**Requirement**: In the entries below, find the lines that contain the word "Boulevard" and copy them.

**Input**:
________________
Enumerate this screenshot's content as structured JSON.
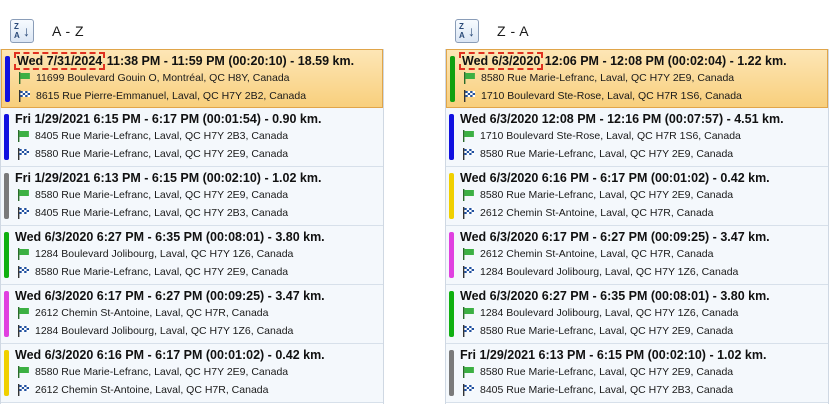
{
  "panels": [
    {
      "sort_label": "A - Z",
      "sort_icon": "sort-ascending-icon",
      "trips": [
        {
          "date": "Wed 7/31/2024",
          "rest": "11:38 PM - 11:59 PM  (00:20:10) - 18.59 km.",
          "start": "11699 Boulevard Gouin O, Montréal, QC H8Y, Canada",
          "end": "8615 Rue Pierre-Emmanuel, Laval, QC H7Y 2B2, Canada",
          "color": "#1010e0",
          "selected": true
        },
        {
          "date": "Fri 1/29/2021",
          "rest": "6:15 PM - 6:17 PM  (00:01:54) - 0.90 km.",
          "start": "8405 Rue Marie-Lefranc, Laval, QC H7Y 2B3, Canada",
          "end": "8580 Rue Marie-Lefranc, Laval, QC H7Y 2E9, Canada",
          "color": "#1010e0",
          "selected": false
        },
        {
          "date": "Fri 1/29/2021",
          "rest": "6:13 PM - 6:15 PM  (00:02:10) - 1.02 km.",
          "start": "8580 Rue Marie-Lefranc, Laval, QC H7Y 2E9, Canada",
          "end": "8405 Rue Marie-Lefranc, Laval, QC H7Y 2B3, Canada",
          "color": "#7a7a7a",
          "selected": false
        },
        {
          "date": "Wed 6/3/2020",
          "rest": "6:27 PM - 6:35 PM  (00:08:01) - 3.80 km.",
          "start": "1284 Boulevard Jolibourg, Laval, QC H7Y 1Z6, Canada",
          "end": "8580 Rue Marie-Lefranc, Laval, QC H7Y 2E9, Canada",
          "color": "#10b010",
          "selected": false
        },
        {
          "date": "Wed 6/3/2020",
          "rest": "6:17 PM - 6:27 PM  (00:09:25) - 3.47 km.",
          "start": "2612 Chemin St-Antoine, Laval, QC H7R, Canada",
          "end": "1284 Boulevard Jolibourg, Laval, QC H7Y 1Z6, Canada",
          "color": "#e040e0",
          "selected": false
        },
        {
          "date": "Wed 6/3/2020",
          "rest": "6:16 PM - 6:17 PM  (00:01:02) - 0.42 km.",
          "start": "8580 Rue Marie-Lefranc, Laval, QC H7Y 2E9, Canada",
          "end": "2612 Chemin St-Antoine, Laval, QC H7R, Canada",
          "color": "#f0d000",
          "selected": false
        }
      ]
    },
    {
      "sort_label": "Z - A",
      "sort_icon": "sort-descending-icon",
      "trips": [
        {
          "date": "Wed 6/3/2020",
          "rest": "12:06 PM - 12:08 PM  (00:02:04) - 1.22 km.",
          "start": "8580 Rue Marie-Lefranc, Laval, QC H7Y 2E9, Canada",
          "end": "1710 Boulevard Ste-Rose, Laval, QC H7R 1S6, Canada",
          "color": "#10a010",
          "selected": true
        },
        {
          "date": "Wed 6/3/2020",
          "rest": "12:08 PM - 12:16 PM  (00:07:57) - 4.51 km.",
          "start": "1710 Boulevard Ste-Rose, Laval, QC H7R 1S6, Canada",
          "end": "8580 Rue Marie-Lefranc, Laval, QC H7Y 2E9, Canada",
          "color": "#1010e0",
          "selected": false
        },
        {
          "date": "Wed 6/3/2020",
          "rest": "6:16 PM - 6:17 PM  (00:01:02) - 0.42 km.",
          "start": "8580 Rue Marie-Lefranc, Laval, QC H7Y 2E9, Canada",
          "end": "2612 Chemin St-Antoine, Laval, QC H7R, Canada",
          "color": "#f0d000",
          "selected": false
        },
        {
          "date": "Wed 6/3/2020",
          "rest": "6:17 PM - 6:27 PM  (00:09:25) - 3.47 km.",
          "start": "2612 Chemin St-Antoine, Laval, QC H7R, Canada",
          "end": "1284 Boulevard Jolibourg, Laval, QC H7Y 1Z6, Canada",
          "color": "#e040e0",
          "selected": false
        },
        {
          "date": "Wed 6/3/2020",
          "rest": "6:27 PM - 6:35 PM  (00:08:01) - 3.80 km.",
          "start": "1284 Boulevard Jolibourg, Laval, QC H7Y 1Z6, Canada",
          "end": "8580 Rue Marie-Lefranc, Laval, QC H7Y 2E9, Canada",
          "color": "#10b010",
          "selected": false
        },
        {
          "date": "Fri 1/29/2021",
          "rest": "6:13 PM - 6:15 PM  (00:02:10) - 1.02 km.",
          "start": "8580 Rue Marie-Lefranc, Laval, QC H7Y 2E9, Canada",
          "end": "8405 Rue Marie-Lefranc, Laval, QC H7Y 2B3, Canada",
          "color": "#7a7a7a",
          "selected": false
        }
      ]
    }
  ]
}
________________
**Result**:
          "start": "11699 Boulevard Gouin O, Montréal, QC H8Y, Canada",
          "start": "1284 Boulevard Jolibourg, Laval, QC H7Y 1Z6, Canada",
          "end": "1284 Boulevard Jolibourg, Laval, QC H7Y 1Z6, Canada",
          "end": "1710 Boulevard Ste-Rose, Laval, QC H7R 1S6, Canada",
          "start": "1710 Boulevard Ste-Rose, Laval, QC H7R 1S6, Canada",
          "end": "1284 Boulevard Jolibourg, Laval, QC H7Y 1Z6, Canada",
          "start": "1284 Boulevard Jolibourg, Laval, QC H7Y 1Z6, Canada",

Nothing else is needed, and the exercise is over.